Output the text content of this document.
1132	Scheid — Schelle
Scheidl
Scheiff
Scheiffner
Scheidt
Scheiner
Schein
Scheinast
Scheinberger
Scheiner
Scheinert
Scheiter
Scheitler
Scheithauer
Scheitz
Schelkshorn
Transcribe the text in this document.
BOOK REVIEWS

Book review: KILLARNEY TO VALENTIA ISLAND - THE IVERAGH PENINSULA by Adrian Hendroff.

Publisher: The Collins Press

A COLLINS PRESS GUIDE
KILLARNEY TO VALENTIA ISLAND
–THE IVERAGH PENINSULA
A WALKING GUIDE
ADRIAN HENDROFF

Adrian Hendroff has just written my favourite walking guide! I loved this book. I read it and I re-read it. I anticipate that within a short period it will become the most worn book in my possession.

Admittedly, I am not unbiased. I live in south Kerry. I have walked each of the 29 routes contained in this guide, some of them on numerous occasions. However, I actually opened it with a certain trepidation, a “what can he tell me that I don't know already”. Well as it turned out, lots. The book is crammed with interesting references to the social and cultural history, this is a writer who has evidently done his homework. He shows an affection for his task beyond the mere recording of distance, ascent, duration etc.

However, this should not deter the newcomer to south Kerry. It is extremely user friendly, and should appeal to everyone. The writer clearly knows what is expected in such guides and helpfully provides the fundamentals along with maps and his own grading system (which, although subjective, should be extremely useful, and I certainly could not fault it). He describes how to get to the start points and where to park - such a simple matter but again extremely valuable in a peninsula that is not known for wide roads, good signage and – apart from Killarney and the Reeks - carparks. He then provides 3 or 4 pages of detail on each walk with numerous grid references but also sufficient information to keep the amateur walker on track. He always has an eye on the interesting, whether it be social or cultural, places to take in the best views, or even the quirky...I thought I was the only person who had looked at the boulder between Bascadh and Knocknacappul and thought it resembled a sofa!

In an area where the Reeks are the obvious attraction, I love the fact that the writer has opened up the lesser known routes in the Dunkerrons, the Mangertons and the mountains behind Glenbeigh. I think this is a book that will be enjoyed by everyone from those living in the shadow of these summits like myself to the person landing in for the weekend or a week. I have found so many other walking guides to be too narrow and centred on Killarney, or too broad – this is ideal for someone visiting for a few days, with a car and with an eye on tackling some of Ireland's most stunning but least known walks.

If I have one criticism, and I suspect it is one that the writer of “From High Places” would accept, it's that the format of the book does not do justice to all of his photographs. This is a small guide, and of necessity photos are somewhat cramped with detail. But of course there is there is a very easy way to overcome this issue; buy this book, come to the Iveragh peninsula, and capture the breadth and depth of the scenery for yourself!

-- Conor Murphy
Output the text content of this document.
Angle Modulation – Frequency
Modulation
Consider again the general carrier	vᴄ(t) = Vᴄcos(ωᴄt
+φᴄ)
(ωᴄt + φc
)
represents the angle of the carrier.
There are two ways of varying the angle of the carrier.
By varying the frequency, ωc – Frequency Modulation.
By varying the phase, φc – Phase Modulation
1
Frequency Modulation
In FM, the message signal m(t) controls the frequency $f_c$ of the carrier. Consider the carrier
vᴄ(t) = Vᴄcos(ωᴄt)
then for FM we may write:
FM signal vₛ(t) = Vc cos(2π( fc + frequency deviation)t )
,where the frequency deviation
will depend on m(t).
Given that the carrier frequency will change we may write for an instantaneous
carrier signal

━━━━

**Task to carry out:**
Faithfully transcribe the whole of the data.

**Final result:**
Output the text content of this document.
1132	Scheid — Schelle
Scheidl
Scheiff
Scheiffner
Scheidt
Scheiner
Schein
Scheinast
Scheinberger
Scheiner
Scheinert
Scheiter
Scheitler
Scheithauer
Scheitz
Schelkshorn
Transcribe the text in this document.
BOOK REVIEWS

Book review: KILLARNEY TO VALENTIA ISLAND - THE IVERAGH PENINSULA by Adrian Hendroff.

Publisher: The Collins Press

A COLLINS PRESS GUIDE
KILLARNEY TO VALENTIA ISLAND
–THE IVERAGH PENINSULA
A WALKING GUIDE
ADRIAN HENDROFF

Adrian Hendroff has just written my favourite walking guide! I loved this book. I read it and I re-read it. I anticipate that within a short period it will become the most worn book in my possession.

Admittedly, I am not unbiased. I live in south Kerry. I have walked each of the 29 routes contained in this guide, some of them on numerous occasions. However, I actually opened it with a certain trepidation, a “what can he tell me that I don't know already”. Well as it turned out, lots. The book is crammed with interesting references to the social and cultural history, this is a writer who has evidently done his homework. He shows an affection for his task beyond the mere recording of distance, ascent, duration etc.

However, this should not deter the newcomer to south Kerry. It is extremely user friendly, and should appeal to everyone. The writer clearly knows what is expected in such guides and helpfully provides the fundamentals along with maps and his own grading system (which, although subjective, should be extremely useful, and I certainly could not fault it). He describes how to get to the start points and where to park - such a simple matter but again extremely valuable in a peninsula that is not known for wide roads, good signage and – apart from Killarney and the Reeks - carparks. He then provides 3 or 4 pages of detail on each walk with numerous grid references but also sufficient information to keep the amateur walker on track. He always has an eye on the interesting, whether it be social or cultural, places to take in the best views, or even the quirky...I thought I was the only person who had looked at the boulder between Bascadh and Knocknacappul and thought it resembled a sofa!

In an area where the Reeks are the obvious attraction, I love the fact that the writer has opened up the lesser known routes in the Dunkerrons, the Mangertons and the mountains behind Glenbeigh. I think this is a book that will be enjoyed by everyone from those living in the shadow of these summits like myself to the person landing in for the weekend or a week. I have found so many other walking guides to be too narrow and centred on Killarney, or too broad – this is ideal for someone visiting for a few days, with a car and with an eye on tackling some of Ireland's most stunning but least known walks.

If I have one criticism, and I suspect it is one that the writer of “From High Places” would accept, it's that the format of the book does not do justice to all of his photographs. This is a small guide, and of necessity photos are somewhat cramped with detail. But of course there is there is a very easy way to overcome this issue; buy this book, come to the Iveragh peninsula, and capture the breadth and depth of the scenery for yourself!

-- Conor Murphy
Output the text content of this document.
Angle Modulation – Frequency
Modulation
Consider again the general carrier	vᴄ(t) = Vᴄcos(ωᴄt
+φᴄ)
(ωᴄt + φc
)
represents the angle of the carrier.
There are two ways of varying the angle of the carrier.
By varying the frequency, ωc – Frequency Modulation.
By varying the phase, φc – Phase Modulation
1
Frequency Modulation
In FM, the message signal m(t) controls the frequency $f_c$ of the carrier. Consider the carrier
vᴄ(t) = Vᴄcos(ωᴄt)
then for FM we may write:
FM signal vₛ(t) = Vc cos(2π( fc + frequency deviation)t )
,where the frequency deviation
will depend on m(t).
Given that the carrier frequency will change we may write for an instantaneous
carrier signal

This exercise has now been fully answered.